**Exercise**:
Look through the data below and return each line where "text" appears.

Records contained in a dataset
┄┄┄┄┄┄┄┄┄┄┄┄┄┄┄┄┄┄┄┄

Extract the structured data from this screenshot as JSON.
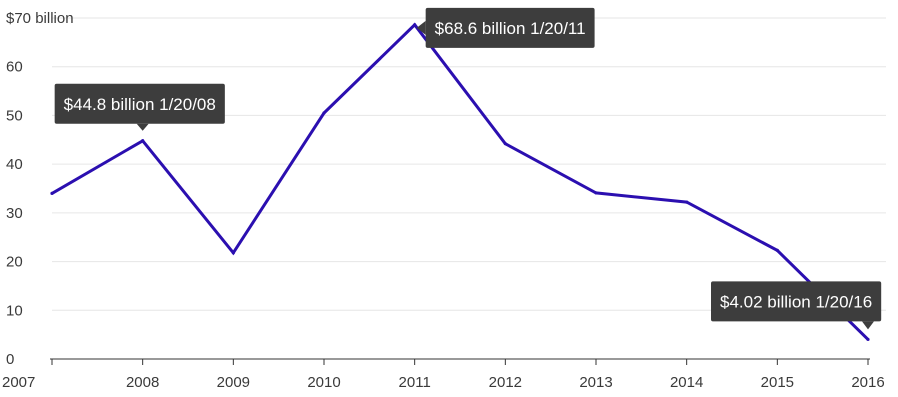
{
  "chart_data": {
    "type": "line",
    "title": "",
    "xlabel": "",
    "ylabel": "",
    "x": [
      2007,
      2008,
      2009,
      2010,
      2011,
      2012,
      2013,
      2014,
      2015,
      2016
    ],
    "y_top_tick_label": "$70 billion",
    "y_ticks": [
      0,
      10,
      20,
      30,
      40,
      50,
      60,
      70
    ],
    "x_ticks": [
      "2007",
      "2008",
      "2009",
      "2010",
      "2011",
      "2012",
      "2013",
      "2014",
      "2015",
      "2016"
    ],
    "ylim": [
      0,
      70
    ],
    "xlim": [
      2007,
      2016
    ],
    "grid": true,
    "series": [
      {
        "color": "#2b0fb0",
        "points": [
          {
            "x": 2007,
            "y": 34
          },
          {
            "x": 2008,
            "y": 44.8
          },
          {
            "x": 2009,
            "y": 21.8
          },
          {
            "x": 2010,
            "y": 50.5
          },
          {
            "x": 2011,
            "y": 68.6
          },
          {
            "x": 2012,
            "y": 44.2
          },
          {
            "x": 2013,
            "y": 34.1
          },
          {
            "x": 2014,
            "y": 32.2
          },
          {
            "x": 2015,
            "y": 22.3
          },
          {
            "x": 2016,
            "y": 4.02
          }
        ]
      }
    ],
    "annotations": [
      {
        "text": "$44.8 billion 1/20/08",
        "x": 2008,
        "y": 44.8
      },
      {
        "text": "$68.6 billion 1/20/11",
        "x": 2011,
        "y": 68.6
      },
      {
        "text": "$4.02 billion 1/20/16",
        "x": 2016,
        "y": 4.02
      }
    ]
  },
  "colors": {
    "line": "#2b0fb0",
    "callout_bg": "#3d3d3d",
    "grid": "#e6e6e6",
    "text": "#3a3a3a"
  }
}
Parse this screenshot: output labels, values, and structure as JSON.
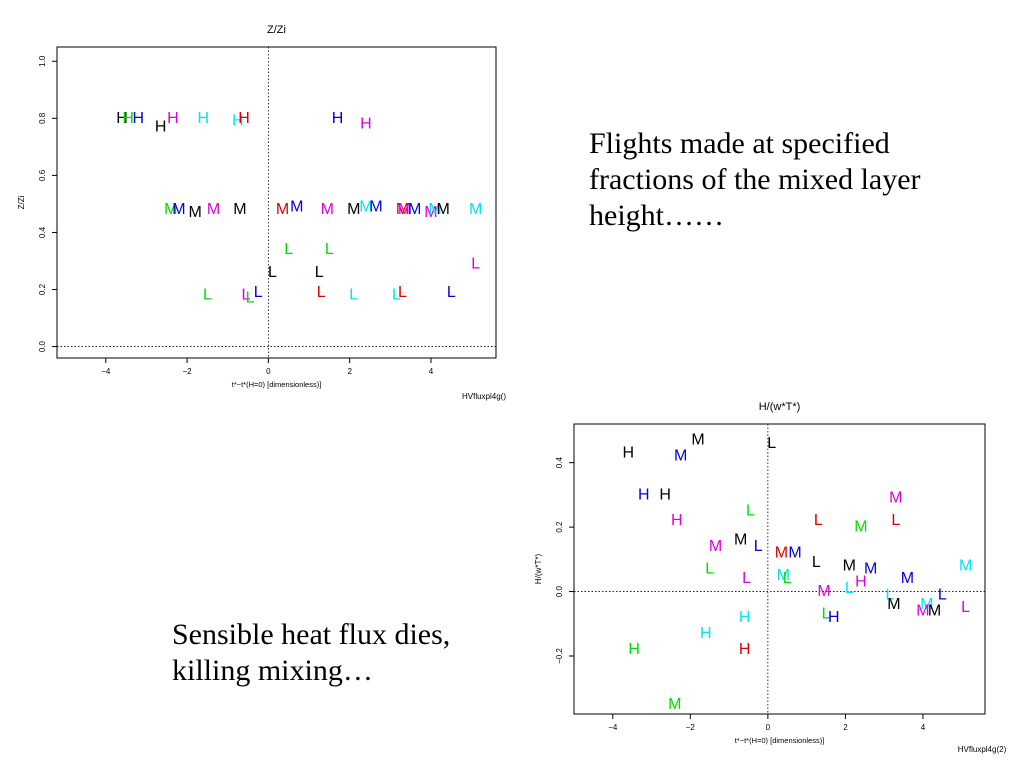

┄┄┄┄┄┄┄┄┄┄┄┄┄┄┄┄┄┄┄┄

**Task output**:
        "text": "$44.8 billion 1/20/08",
        "text": "$68.6 billion 1/20/11",
        "text": "$4.02 billion 1/20/16",
    "text": "#3a3a3a"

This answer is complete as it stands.